Reproduce every item below word for word, keeping each line unchanged. Leave the pictures out of your copy.
* Start *
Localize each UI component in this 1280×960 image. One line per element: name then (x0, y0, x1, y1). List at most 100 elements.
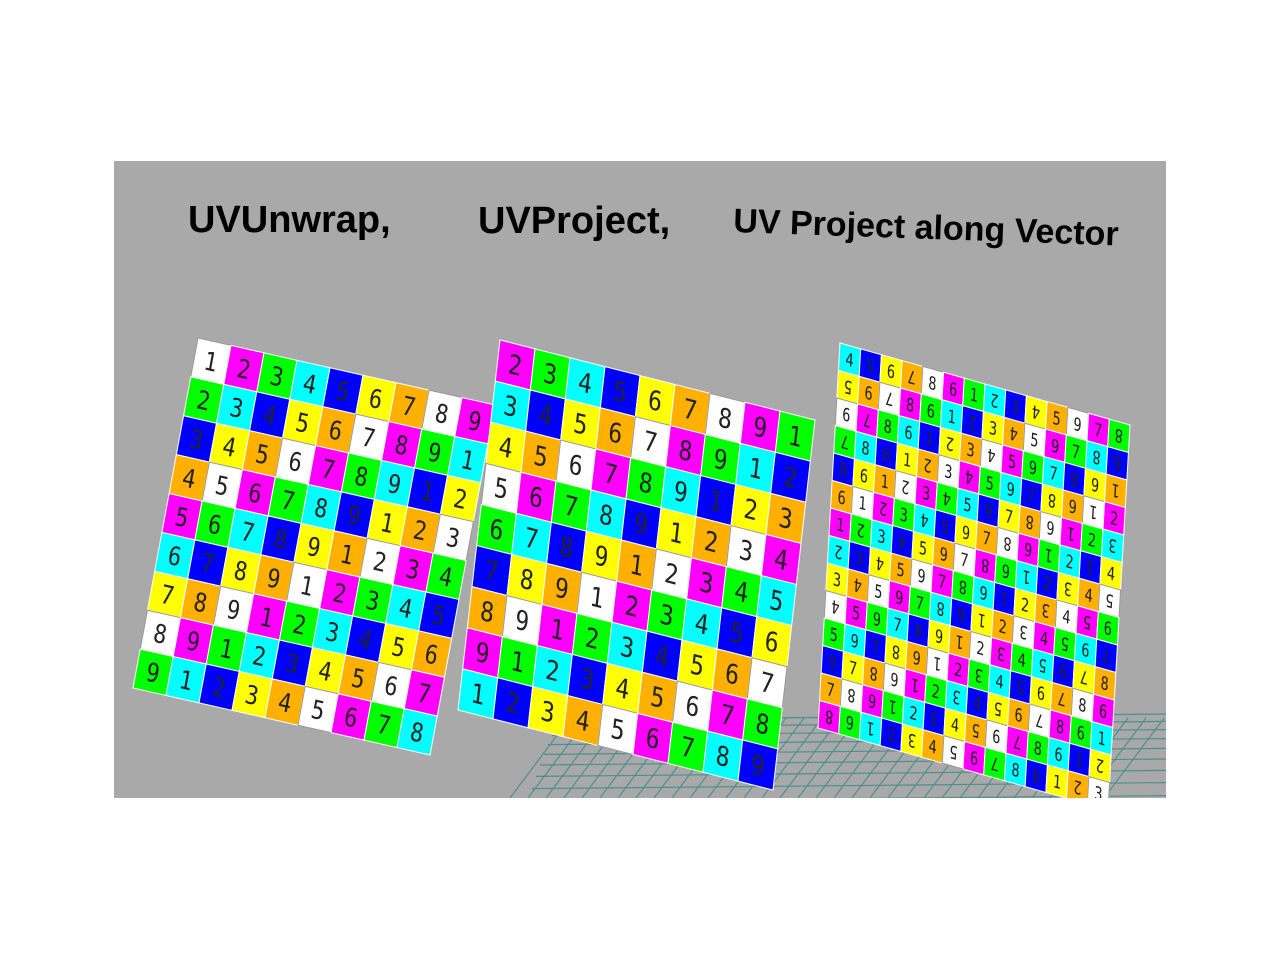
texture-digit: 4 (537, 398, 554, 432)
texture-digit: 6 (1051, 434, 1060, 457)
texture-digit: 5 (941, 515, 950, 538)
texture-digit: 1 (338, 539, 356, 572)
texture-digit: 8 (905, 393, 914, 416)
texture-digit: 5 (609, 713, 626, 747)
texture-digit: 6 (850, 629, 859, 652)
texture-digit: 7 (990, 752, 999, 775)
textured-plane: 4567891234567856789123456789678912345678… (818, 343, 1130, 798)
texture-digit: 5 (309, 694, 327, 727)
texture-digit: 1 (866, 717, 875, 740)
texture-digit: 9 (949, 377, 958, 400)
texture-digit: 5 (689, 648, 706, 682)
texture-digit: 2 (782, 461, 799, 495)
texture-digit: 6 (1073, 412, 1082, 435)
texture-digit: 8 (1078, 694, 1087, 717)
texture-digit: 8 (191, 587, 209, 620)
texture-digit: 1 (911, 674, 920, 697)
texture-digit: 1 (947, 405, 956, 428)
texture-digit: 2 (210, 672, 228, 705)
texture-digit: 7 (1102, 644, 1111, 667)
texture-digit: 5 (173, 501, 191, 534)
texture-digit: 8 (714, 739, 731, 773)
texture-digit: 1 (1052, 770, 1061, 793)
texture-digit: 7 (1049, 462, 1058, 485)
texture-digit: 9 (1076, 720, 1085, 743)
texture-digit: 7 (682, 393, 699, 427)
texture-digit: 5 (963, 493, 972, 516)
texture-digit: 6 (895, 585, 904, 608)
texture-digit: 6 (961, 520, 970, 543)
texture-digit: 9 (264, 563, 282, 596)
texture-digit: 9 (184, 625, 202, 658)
* End *
• _Reply to the task_:
Localize each UI component in this 1280×960 image. One line per element: name then (x0, y0, x1, y1). List at most 100 elements.
texture-digit: 4 (537, 398, 554, 432)
texture-digit: 6 (1051, 434, 1060, 457)
texture-digit: 5 (941, 515, 950, 538)
texture-digit: 1 (338, 539, 356, 572)
texture-digit: 8 (905, 393, 914, 416)
texture-digit: 5 (609, 713, 626, 747)
texture-digit: 6 (850, 629, 859, 652)
texture-digit: 7 (990, 752, 999, 775)
textured-plane: 4567891234567856789123456789678912345678… (818, 343, 1130, 798)
texture-digit: 5 (309, 694, 327, 727)
texture-digit: 1 (866, 717, 875, 740)
texture-digit: 9 (949, 377, 958, 400)
texture-digit: 5 (689, 648, 706, 682)
texture-digit: 2 (782, 461, 799, 495)
texture-digit: 6 (1073, 412, 1082, 435)
texture-digit: 8 (1078, 694, 1087, 717)
texture-digit: 8 (191, 587, 209, 620)
texture-digit: 1 (911, 674, 920, 697)
texture-digit: 1 (947, 405, 956, 428)
texture-digit: 2 (210, 672, 228, 705)
texture-digit: 7 (1102, 644, 1111, 667)
texture-digit: 5 (173, 501, 191, 534)
texture-digit: 8 (714, 739, 731, 773)
texture-digit: 1 (1052, 770, 1061, 793)
texture-digit: 7 (1049, 462, 1058, 485)
texture-digit: 9 (1076, 720, 1085, 743)
texture-digit: 7 (682, 393, 699, 427)
texture-digit: 5 (963, 493, 972, 516)
texture-digit: 6 (895, 585, 904, 608)
texture-digit: 6 (961, 520, 970, 543)
texture-digit: 9 (264, 563, 282, 596)
texture-digit: 9 (184, 625, 202, 658)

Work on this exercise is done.